Can you retype every record below exactly as written?

Collected data entries:
═══
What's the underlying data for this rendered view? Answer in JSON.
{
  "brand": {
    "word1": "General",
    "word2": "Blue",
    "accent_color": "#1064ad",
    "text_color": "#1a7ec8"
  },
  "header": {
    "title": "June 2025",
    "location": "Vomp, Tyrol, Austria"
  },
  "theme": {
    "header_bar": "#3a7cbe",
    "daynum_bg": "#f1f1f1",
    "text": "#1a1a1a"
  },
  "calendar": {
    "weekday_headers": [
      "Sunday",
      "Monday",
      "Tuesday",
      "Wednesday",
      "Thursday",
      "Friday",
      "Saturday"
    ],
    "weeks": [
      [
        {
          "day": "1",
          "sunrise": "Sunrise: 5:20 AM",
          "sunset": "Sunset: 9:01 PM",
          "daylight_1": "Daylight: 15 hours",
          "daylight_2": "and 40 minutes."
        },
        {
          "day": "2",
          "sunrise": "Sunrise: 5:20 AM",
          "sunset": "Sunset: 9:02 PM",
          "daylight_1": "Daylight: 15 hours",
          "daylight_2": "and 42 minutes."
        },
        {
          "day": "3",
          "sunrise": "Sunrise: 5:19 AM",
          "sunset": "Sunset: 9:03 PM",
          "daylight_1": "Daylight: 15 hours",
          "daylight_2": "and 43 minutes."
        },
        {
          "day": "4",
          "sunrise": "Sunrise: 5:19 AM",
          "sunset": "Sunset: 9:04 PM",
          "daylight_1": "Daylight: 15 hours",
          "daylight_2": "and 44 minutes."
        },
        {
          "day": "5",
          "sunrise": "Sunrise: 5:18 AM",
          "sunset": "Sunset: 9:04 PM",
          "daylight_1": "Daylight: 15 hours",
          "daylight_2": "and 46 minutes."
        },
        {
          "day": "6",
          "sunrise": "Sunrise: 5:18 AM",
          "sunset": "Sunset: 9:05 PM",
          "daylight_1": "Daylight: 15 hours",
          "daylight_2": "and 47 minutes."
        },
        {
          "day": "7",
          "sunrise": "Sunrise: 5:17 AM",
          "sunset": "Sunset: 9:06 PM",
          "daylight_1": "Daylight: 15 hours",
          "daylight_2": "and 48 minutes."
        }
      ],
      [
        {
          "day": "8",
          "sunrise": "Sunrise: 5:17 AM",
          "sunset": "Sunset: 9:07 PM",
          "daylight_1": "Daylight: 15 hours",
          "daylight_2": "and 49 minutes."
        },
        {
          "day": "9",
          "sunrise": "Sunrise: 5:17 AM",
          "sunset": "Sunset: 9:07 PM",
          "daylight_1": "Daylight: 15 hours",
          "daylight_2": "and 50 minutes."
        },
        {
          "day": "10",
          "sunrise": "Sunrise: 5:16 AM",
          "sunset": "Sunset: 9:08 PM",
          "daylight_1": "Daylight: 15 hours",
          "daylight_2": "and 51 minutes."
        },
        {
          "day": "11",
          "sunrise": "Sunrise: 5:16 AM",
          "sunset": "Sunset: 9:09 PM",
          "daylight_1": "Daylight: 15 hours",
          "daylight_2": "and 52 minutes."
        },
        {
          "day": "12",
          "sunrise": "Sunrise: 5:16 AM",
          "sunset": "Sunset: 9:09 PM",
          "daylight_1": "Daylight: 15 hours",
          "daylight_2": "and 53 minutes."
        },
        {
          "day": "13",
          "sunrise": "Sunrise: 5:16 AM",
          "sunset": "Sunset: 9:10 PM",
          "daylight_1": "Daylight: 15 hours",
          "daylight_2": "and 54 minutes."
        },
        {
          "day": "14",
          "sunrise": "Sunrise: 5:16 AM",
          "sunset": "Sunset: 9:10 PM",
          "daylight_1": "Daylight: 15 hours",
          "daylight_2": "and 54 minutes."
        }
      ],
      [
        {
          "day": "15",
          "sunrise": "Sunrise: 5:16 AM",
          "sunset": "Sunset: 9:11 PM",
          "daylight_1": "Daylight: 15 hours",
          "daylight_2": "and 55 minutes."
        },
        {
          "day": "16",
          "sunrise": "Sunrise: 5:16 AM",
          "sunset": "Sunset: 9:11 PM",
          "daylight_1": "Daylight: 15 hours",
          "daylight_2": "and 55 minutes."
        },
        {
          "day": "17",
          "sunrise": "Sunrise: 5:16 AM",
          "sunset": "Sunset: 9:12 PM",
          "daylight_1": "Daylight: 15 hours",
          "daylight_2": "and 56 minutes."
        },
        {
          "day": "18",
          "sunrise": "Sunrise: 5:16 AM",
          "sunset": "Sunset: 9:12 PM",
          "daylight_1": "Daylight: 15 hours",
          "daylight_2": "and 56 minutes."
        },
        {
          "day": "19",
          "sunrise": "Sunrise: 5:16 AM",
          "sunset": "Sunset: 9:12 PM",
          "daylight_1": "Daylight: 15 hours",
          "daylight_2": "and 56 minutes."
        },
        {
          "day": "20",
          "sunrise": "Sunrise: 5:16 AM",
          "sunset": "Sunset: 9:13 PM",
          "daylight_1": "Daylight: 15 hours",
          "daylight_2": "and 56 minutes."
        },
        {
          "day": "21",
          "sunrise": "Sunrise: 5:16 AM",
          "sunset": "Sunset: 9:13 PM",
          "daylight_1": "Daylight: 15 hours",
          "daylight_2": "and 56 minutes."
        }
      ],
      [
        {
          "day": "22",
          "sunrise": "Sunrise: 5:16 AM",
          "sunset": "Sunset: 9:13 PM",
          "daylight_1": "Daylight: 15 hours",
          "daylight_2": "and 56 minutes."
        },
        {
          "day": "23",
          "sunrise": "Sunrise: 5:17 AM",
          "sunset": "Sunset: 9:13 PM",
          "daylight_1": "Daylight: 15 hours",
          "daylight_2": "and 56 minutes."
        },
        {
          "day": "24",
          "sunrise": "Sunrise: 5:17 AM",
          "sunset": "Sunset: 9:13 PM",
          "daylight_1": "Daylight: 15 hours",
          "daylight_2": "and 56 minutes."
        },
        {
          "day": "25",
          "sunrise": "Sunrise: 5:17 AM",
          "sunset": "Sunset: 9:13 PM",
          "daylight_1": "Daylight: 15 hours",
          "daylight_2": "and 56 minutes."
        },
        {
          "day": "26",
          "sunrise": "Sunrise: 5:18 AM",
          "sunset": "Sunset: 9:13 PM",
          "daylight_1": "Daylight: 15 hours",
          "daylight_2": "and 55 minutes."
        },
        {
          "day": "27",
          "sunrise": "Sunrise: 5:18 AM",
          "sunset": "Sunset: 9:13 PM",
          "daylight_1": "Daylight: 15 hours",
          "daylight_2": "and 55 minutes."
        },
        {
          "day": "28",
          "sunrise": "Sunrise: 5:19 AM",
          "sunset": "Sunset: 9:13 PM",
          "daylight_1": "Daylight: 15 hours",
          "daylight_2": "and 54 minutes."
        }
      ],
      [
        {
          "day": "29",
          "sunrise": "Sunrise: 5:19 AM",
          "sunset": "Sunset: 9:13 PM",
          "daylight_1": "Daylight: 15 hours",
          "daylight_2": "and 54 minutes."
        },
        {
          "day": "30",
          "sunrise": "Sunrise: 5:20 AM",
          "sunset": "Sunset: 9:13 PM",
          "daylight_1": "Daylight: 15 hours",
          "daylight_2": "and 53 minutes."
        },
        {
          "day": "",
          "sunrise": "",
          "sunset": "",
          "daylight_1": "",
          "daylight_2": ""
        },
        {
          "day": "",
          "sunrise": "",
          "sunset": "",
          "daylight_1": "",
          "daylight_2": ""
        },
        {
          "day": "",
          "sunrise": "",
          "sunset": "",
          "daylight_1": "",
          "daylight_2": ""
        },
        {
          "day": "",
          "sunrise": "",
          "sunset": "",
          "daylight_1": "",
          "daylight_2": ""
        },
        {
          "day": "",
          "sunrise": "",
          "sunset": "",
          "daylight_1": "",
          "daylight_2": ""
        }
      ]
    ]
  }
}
═══
■ Task answer
What's the underlying data for this rendered view? Answer in JSON.
{
  "brand": {
    "word1": "General",
    "word2": "Blue",
    "accent_color": "#1064ad",
    "text_color": "#1a7ec8"
  },
  "header": {
    "title": "June 2025",
    "location": "Vomp, Tyrol, Austria"
  },
  "theme": {
    "header_bar": "#3a7cbe",
    "daynum_bg": "#f1f1f1",
    "text": "#1a1a1a"
  },
  "calendar": {
    "weekday_headers": [
      "Sunday",
      "Monday",
      "Tuesday",
      "Wednesday",
      "Thursday",
      "Friday",
      "Saturday"
    ],
    "weeks": [
      [
        {
          "day": "1",
          "sunrise": "Sunrise: 5:20 AM",
          "sunset": "Sunset: 9:01 PM",
          "daylight_1": "Daylight: 15 hours",
          "daylight_2": "and 40 minutes."
        },
        {
          "day": "2",
          "sunrise": "Sunrise: 5:20 AM",
          "sunset": "Sunset: 9:02 PM",
          "daylight_1": "Daylight: 15 hours",
          "daylight_2": "and 42 minutes."
        },
        {
          "day": "3",
          "sunrise": "Sunrise: 5:19 AM",
          "sunset": "Sunset: 9:03 PM",
          "daylight_1": "Daylight: 15 hours",
          "daylight_2": "and 43 minutes."
        },
        {
          "day": "4",
          "sunrise": "Sunrise: 5:19 AM",
          "sunset": "Sunset: 9:04 PM",
          "daylight_1": "Daylight: 15 hours",
          "daylight_2": "and 44 minutes."
        },
        {
          "day": "5",
          "sunrise": "Sunrise: 5:18 AM",
          "sunset": "Sunset: 9:04 PM",
          "daylight_1": "Daylight: 15 hours",
          "daylight_2": "and 46 minutes."
        },
        {
          "day": "6",
          "sunrise": "Sunrise: 5:18 AM",
          "sunset": "Sunset: 9:05 PM",
          "daylight_1": "Daylight: 15 hours",
          "daylight_2": "and 47 minutes."
        },
        {
          "day": "7",
          "sunrise": "Sunrise: 5:17 AM",
          "sunset": "Sunset: 9:06 PM",
          "daylight_1": "Daylight: 15 hours",
          "daylight_2": "and 48 minutes."
        }
      ],
      [
        {
          "day": "8",
          "sunrise": "Sunrise: 5:17 AM",
          "sunset": "Sunset: 9:07 PM",
          "daylight_1": "Daylight: 15 hours",
          "daylight_2": "and 49 minutes."
        },
        {
          "day": "9",
          "sunrise": "Sunrise: 5:17 AM",
          "sunset": "Sunset: 9:07 PM",
          "daylight_1": "Daylight: 15 hours",
          "daylight_2": "and 50 minutes."
        },
        {
          "day": "10",
          "sunrise": "Sunrise: 5:16 AM",
          "sunset": "Sunset: 9:08 PM",
          "daylight_1": "Daylight: 15 hours",
          "daylight_2": "and 51 minutes."
        },
        {
          "day": "11",
          "sunrise": "Sunrise: 5:16 AM",
          "sunset": "Sunset: 9:09 PM",
          "daylight_1": "Daylight: 15 hours",
          "daylight_2": "and 52 minutes."
        },
        {
          "day": "12",
          "sunrise": "Sunrise: 5:16 AM",
          "sunset": "Sunset: 9:09 PM",
          "daylight_1": "Daylight: 15 hours",
          "daylight_2": "and 53 minutes."
        },
        {
          "day": "13",
          "sunrise": "Sunrise: 5:16 AM",
          "sunset": "Sunset: 9:10 PM",
          "daylight_1": "Daylight: 15 hours",
          "daylight_2": "and 54 minutes."
        },
        {
          "day": "14",
          "sunrise": "Sunrise: 5:16 AM",
          "sunset": "Sunset: 9:10 PM",
          "daylight_1": "Daylight: 15 hours",
          "daylight_2": "and 54 minutes."
        }
      ],
      [
        {
          "day": "15",
          "sunrise": "Sunrise: 5:16 AM",
          "sunset": "Sunset: 9:11 PM",
          "daylight_1": "Daylight: 15 hours",
          "daylight_2": "and 55 minutes."
        },
        {
          "day": "16",
          "sunrise": "Sunrise: 5:16 AM",
          "sunset": "Sunset: 9:11 PM",
          "daylight_1": "Daylight: 15 hours",
          "daylight_2": "and 55 minutes."
        },
        {
          "day": "17",
          "sunrise": "Sunrise: 5:16 AM",
          "sunset": "Sunset: 9:12 PM",
          "daylight_1": "Daylight: 15 hours",
          "daylight_2": "and 56 minutes."
        },
        {
          "day": "18",
          "sunrise": "Sunrise: 5:16 AM",
          "sunset": "Sunset: 9:12 PM",
          "daylight_1": "Daylight: 15 hours",
          "daylight_2": "and 56 minutes."
        },
        {
          "day": "19",
          "sunrise": "Sunrise: 5:16 AM",
          "sunset": "Sunset: 9:12 PM",
          "daylight_1": "Daylight: 15 hours",
          "daylight_2": "and 56 minutes."
        },
        {
          "day": "20",
          "sunrise": "Sunrise: 5:16 AM",
          "sunset": "Sunset: 9:13 PM",
          "daylight_1": "Daylight: 15 hours",
          "daylight_2": "and 56 minutes."
        },
        {
          "day": "21",
          "sunrise": "Sunrise: 5:16 AM",
          "sunset": "Sunset: 9:13 PM",
          "daylight_1": "Daylight: 15 hours",
          "daylight_2": "and 56 minutes."
        }
      ],
      [
        {
          "day": "22",
          "sunrise": "Sunrise: 5:16 AM",
          "sunset": "Sunset: 9:13 PM",
          "daylight_1": "Daylight: 15 hours",
          "daylight_2": "and 56 minutes."
        },
        {
          "day": "23",
          "sunrise": "Sunrise: 5:17 AM",
          "sunset": "Sunset: 9:13 PM",
          "daylight_1": "Daylight: 15 hours",
          "daylight_2": "and 56 minutes."
        },
        {
          "day": "24",
          "sunrise": "Sunrise: 5:17 AM",
          "sunset": "Sunset: 9:13 PM",
          "daylight_1": "Daylight: 15 hours",
          "daylight_2": "and 56 minutes."
        },
        {
          "day": "25",
          "sunrise": "Sunrise: 5:17 AM",
          "sunset": "Sunset: 9:13 PM",
          "daylight_1": "Daylight: 15 hours",
          "daylight_2": "and 56 minutes."
        },
        {
          "day": "26",
          "sunrise": "Sunrise: 5:18 AM",
          "sunset": "Sunset: 9:13 PM",
          "daylight_1": "Daylight: 15 hours",
          "daylight_2": "and 55 minutes."
        },
        {
          "day": "27",
          "sunrise": "Sunrise: 5:18 AM",
          "sunset": "Sunset: 9:13 PM",
          "daylight_1": "Daylight: 15 hours",
          "daylight_2": "and 55 minutes."
        },
        {
          "day": "28",
          "sunrise": "Sunrise: 5:19 AM",
          "sunset": "Sunset: 9:13 PM",
          "daylight_1": "Daylight: 15 hours",
          "daylight_2": "and 54 minutes."
        }
      ],
      [
        {
          "day": "29",
          "sunrise": "Sunrise: 5:19 AM",
          "sunset": "Sunset: 9:13 PM",
          "daylight_1": "Daylight: 15 hours",
          "daylight_2": "and 54 minutes."
        },
        {
          "day": "30",
          "sunrise": "Sunrise: 5:20 AM",
          "sunset": "Sunset: 9:13 PM",
          "daylight_1": "Daylight: 15 hours",
          "daylight_2": "and 53 minutes."
        },
        {
          "day": "",
          "sunrise": "",
          "sunset": "",
          "daylight_1": "",
          "daylight_2": ""
        },
        {
          "day": "",
          "sunrise": "",
          "sunset": "",
          "daylight_1": "",
          "daylight_2": ""
        },
        {
          "day": "",
          "sunrise": "",
          "sunset": "",
          "daylight_1": "",
          "daylight_2": ""
        },
        {
          "day": "",
          "sunrise": "",
          "sunset": "",
          "daylight_1": "",
          "daylight_2": ""
        },
        {
          "day": "",
          "sunrise": "",
          "sunset": "",
          "daylight_1": "",
          "daylight_2": ""
        }
      ]
    ]
  }
}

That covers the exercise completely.